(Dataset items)
* begin *
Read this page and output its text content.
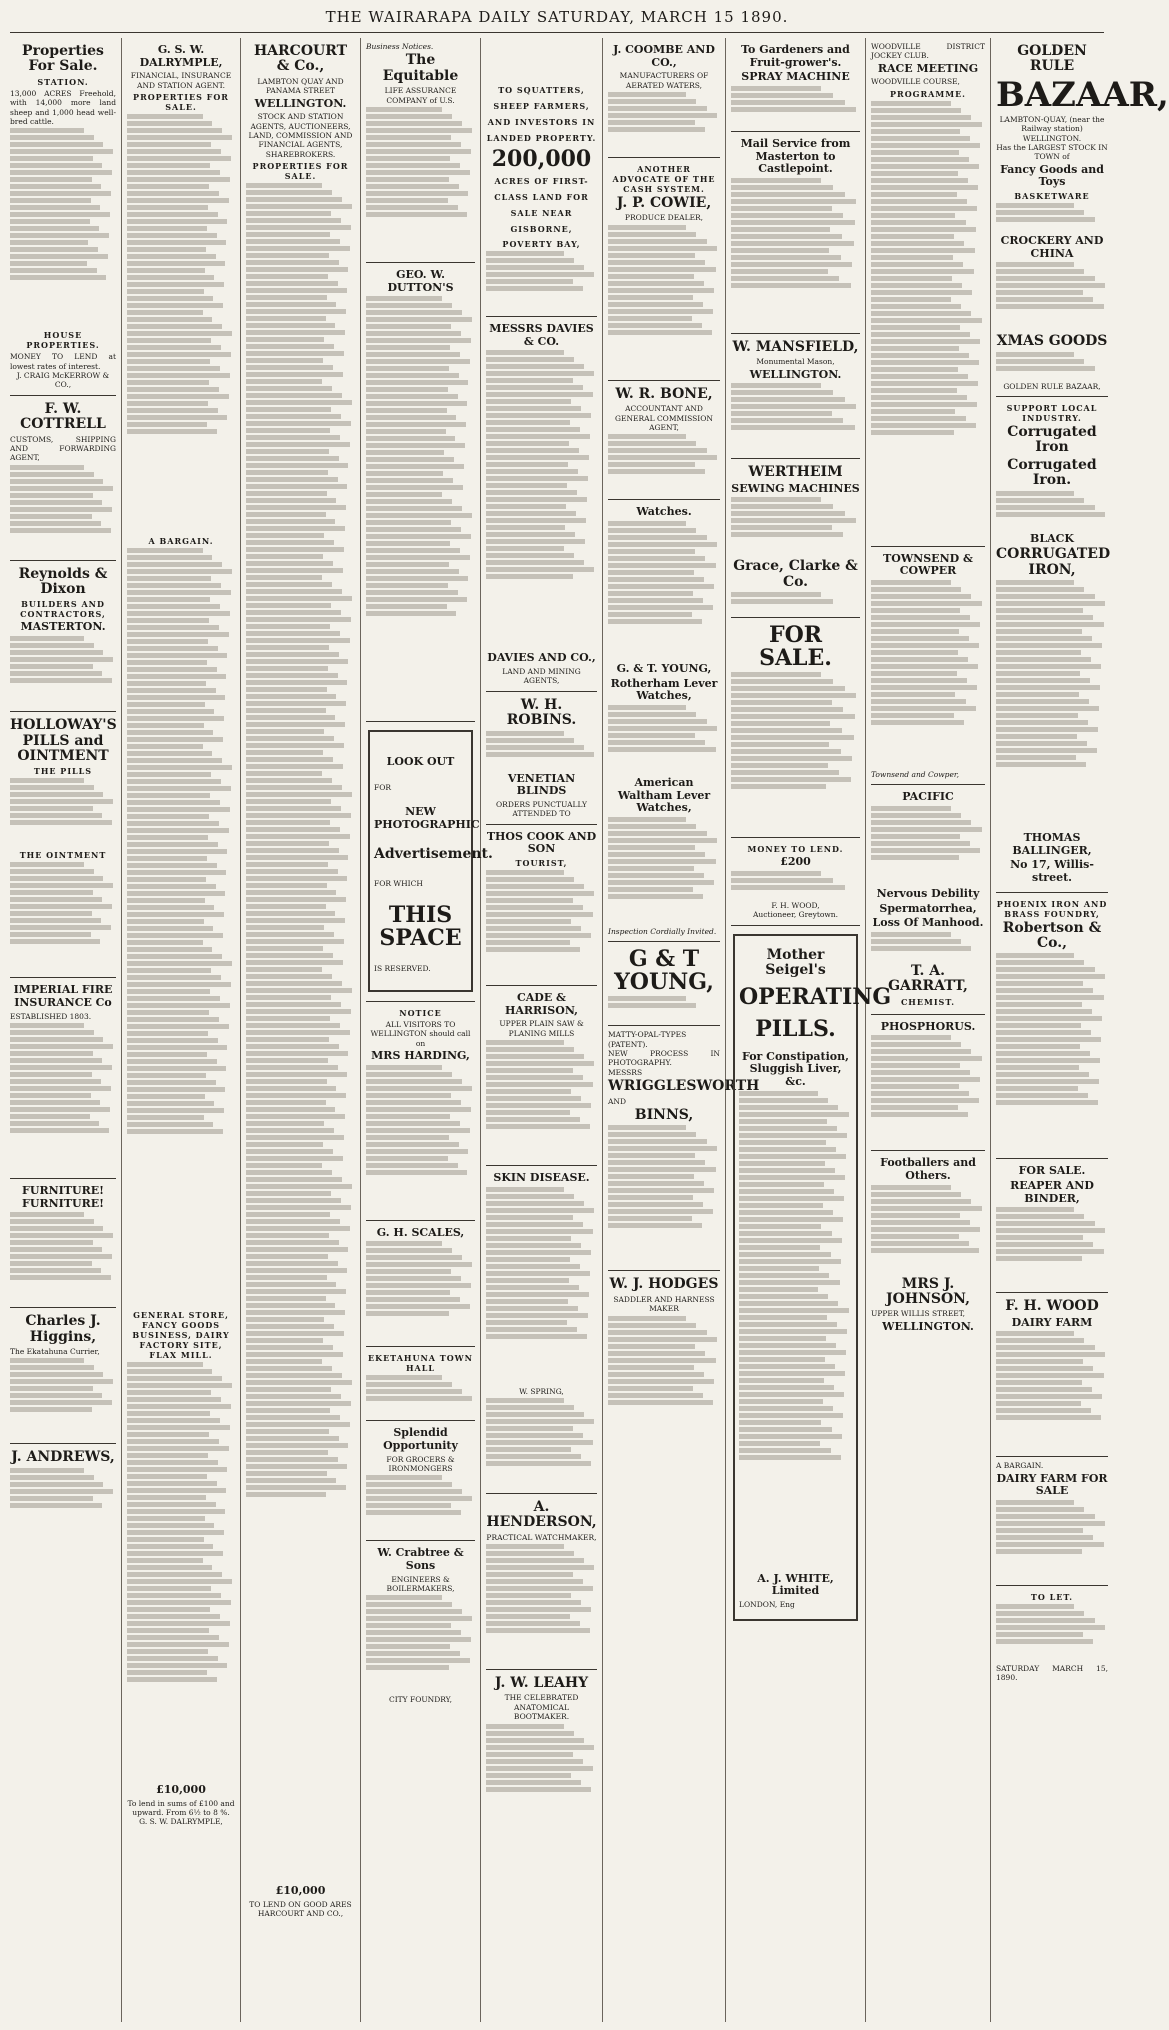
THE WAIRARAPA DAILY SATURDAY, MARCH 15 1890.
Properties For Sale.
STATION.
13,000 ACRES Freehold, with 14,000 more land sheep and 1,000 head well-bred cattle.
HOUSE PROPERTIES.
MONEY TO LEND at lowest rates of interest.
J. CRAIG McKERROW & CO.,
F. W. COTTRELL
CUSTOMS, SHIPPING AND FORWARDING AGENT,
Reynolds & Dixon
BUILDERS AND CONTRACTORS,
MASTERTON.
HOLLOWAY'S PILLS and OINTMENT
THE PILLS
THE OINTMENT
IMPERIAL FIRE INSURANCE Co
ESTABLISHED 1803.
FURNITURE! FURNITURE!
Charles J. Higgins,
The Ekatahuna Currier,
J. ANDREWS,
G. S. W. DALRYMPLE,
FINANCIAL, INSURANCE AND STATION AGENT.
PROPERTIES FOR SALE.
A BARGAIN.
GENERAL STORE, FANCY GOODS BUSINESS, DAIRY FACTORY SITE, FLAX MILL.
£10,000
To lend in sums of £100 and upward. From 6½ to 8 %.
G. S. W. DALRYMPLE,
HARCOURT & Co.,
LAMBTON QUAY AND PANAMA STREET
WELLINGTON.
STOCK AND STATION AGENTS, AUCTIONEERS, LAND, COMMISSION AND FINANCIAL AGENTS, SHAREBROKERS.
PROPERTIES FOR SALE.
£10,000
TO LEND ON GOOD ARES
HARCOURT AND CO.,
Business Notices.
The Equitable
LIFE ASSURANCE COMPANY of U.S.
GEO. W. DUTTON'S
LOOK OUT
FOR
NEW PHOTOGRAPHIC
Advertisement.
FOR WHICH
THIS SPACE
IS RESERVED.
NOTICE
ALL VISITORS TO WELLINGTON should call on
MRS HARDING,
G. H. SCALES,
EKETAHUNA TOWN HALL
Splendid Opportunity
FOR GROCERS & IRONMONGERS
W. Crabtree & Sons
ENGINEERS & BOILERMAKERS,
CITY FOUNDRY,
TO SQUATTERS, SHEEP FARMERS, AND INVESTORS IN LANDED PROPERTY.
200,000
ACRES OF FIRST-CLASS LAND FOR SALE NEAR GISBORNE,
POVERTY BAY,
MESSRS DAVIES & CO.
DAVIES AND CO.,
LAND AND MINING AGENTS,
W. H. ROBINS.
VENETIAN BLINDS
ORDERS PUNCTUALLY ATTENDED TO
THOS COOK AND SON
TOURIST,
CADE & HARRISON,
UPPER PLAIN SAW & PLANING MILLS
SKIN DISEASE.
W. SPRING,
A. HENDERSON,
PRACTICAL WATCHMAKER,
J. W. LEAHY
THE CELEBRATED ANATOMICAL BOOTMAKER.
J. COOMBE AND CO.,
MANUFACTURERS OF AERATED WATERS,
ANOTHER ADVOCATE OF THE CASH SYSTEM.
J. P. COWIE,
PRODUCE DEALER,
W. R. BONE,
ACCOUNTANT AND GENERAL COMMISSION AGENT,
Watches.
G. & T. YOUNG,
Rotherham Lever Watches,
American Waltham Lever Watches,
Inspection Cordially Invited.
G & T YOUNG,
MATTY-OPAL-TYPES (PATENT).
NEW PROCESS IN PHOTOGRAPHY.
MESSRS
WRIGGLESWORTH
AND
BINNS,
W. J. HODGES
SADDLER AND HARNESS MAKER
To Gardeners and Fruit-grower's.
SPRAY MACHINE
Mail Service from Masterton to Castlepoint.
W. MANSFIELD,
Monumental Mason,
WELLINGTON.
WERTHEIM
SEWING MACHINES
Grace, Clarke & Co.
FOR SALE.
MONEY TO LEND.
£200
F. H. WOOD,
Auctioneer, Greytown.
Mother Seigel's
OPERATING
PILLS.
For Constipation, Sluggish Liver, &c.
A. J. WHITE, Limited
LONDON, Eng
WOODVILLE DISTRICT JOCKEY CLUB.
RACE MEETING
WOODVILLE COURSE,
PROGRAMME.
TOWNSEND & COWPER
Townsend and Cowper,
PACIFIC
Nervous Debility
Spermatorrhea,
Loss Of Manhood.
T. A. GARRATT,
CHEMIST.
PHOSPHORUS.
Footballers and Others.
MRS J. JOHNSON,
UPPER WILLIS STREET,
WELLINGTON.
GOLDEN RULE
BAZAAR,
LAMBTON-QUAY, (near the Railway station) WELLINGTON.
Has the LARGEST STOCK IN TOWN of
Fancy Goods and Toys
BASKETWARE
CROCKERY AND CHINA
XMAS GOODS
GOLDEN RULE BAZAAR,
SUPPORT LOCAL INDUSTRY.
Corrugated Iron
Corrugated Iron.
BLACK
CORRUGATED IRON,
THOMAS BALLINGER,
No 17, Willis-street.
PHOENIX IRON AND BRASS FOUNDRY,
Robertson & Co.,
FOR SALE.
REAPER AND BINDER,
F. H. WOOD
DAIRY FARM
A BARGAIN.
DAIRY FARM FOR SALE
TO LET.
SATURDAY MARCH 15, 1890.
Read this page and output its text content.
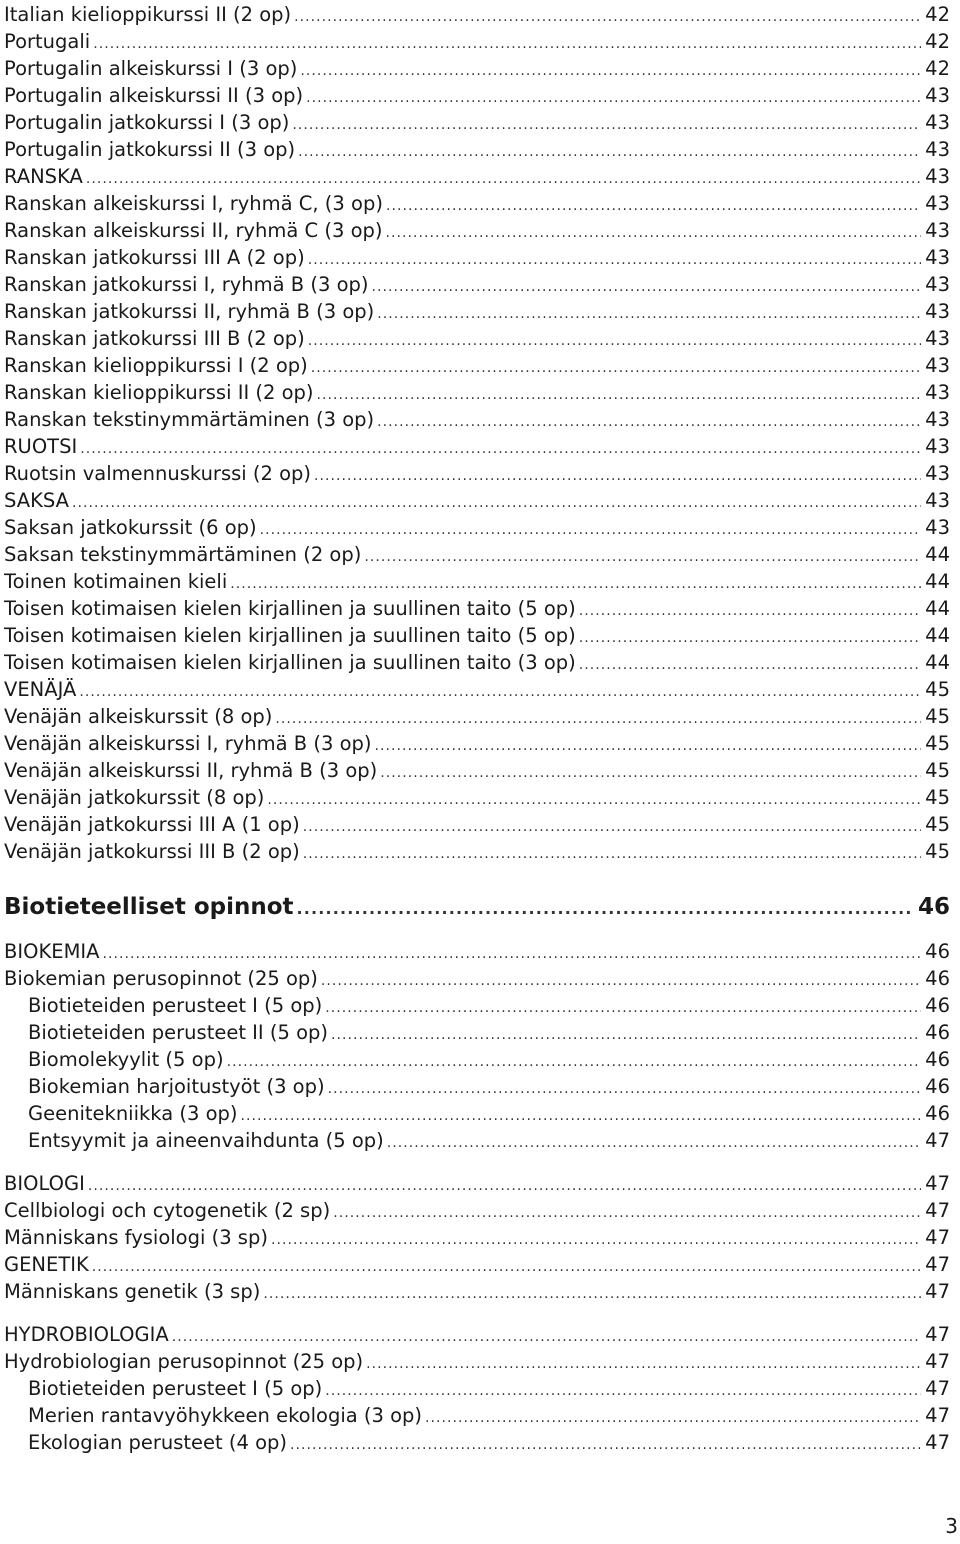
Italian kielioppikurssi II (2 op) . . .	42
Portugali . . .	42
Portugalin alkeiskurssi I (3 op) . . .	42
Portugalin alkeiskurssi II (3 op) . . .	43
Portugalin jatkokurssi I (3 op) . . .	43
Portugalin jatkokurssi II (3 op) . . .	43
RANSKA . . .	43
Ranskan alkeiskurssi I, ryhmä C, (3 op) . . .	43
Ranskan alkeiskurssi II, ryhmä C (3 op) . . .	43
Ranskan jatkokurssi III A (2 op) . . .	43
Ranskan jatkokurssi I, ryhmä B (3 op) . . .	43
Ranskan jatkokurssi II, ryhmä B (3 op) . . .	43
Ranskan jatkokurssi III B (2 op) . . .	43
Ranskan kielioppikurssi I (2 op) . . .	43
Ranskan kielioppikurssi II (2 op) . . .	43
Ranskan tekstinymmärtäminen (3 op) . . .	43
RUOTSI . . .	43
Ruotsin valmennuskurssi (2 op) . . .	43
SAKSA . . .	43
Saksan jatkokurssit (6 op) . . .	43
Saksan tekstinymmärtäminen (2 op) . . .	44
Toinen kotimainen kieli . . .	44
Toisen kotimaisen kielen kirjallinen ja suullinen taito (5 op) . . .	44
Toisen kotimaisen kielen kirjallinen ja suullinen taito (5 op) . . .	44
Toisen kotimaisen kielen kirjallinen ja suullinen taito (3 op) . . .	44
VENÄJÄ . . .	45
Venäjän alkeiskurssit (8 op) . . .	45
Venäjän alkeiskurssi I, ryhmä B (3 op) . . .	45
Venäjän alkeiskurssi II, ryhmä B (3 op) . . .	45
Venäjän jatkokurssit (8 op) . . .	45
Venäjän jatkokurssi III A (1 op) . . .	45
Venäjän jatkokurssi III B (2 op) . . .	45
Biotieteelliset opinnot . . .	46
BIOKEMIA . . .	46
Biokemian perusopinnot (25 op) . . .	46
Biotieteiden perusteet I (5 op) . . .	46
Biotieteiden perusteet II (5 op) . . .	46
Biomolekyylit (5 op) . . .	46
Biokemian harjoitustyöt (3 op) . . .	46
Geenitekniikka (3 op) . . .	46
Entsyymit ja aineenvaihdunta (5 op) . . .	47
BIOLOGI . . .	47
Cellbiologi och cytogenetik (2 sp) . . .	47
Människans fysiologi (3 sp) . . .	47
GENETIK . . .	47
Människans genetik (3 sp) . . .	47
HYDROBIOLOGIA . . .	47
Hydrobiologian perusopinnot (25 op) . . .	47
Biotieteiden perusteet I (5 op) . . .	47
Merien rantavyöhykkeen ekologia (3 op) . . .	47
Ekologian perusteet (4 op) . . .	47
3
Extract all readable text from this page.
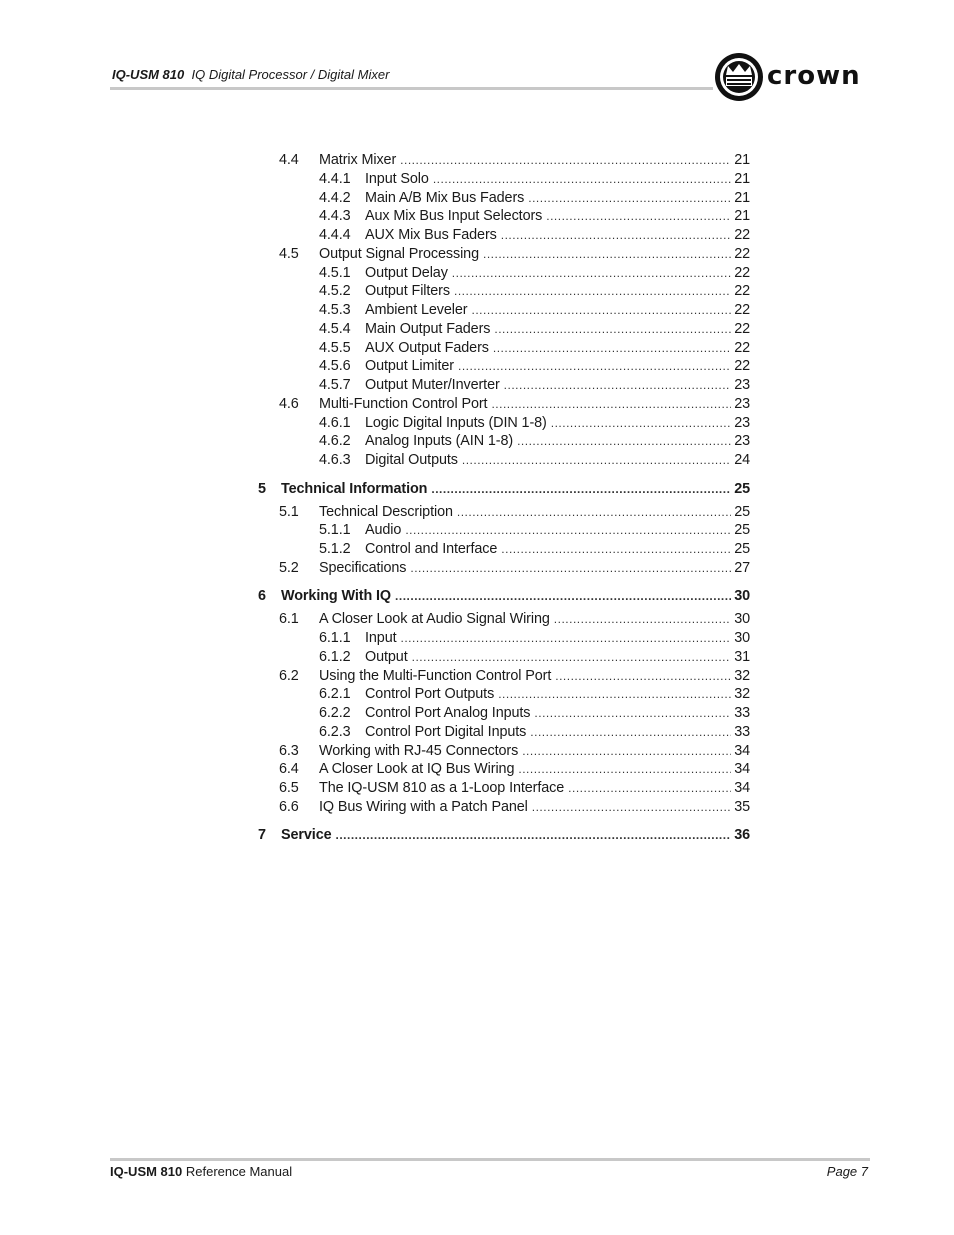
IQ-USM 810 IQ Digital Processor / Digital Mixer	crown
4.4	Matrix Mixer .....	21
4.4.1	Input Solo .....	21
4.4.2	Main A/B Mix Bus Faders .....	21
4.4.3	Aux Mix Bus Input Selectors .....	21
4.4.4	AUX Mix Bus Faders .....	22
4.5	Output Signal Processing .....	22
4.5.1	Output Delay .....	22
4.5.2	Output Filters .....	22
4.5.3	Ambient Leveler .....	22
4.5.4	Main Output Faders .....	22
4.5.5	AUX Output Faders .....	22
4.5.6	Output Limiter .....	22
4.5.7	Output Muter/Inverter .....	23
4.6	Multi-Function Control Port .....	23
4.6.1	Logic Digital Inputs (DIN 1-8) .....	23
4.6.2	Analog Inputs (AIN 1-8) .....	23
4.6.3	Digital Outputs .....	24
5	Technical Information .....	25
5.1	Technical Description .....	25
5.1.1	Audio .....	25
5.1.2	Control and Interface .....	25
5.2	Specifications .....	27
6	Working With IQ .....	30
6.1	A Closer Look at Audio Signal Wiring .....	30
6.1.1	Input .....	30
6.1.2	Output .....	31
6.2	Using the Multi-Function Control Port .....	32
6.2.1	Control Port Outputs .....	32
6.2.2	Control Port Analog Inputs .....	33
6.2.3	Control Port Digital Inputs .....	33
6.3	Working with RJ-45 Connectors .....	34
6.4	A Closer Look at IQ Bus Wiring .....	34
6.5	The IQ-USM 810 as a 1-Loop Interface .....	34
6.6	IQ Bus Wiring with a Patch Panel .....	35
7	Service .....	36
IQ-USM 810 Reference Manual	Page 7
* end *
_What you are asked to do_
Look for lines containing the string "kielioppikurssi" and copy them all.

_Exercise response_
Italian kielioppikurssi II (2 op) . . .	42
Ranskan kielioppikurssi I (2 op) . . .	43
Ranskan kielioppikurssi II (2 op) . . .	43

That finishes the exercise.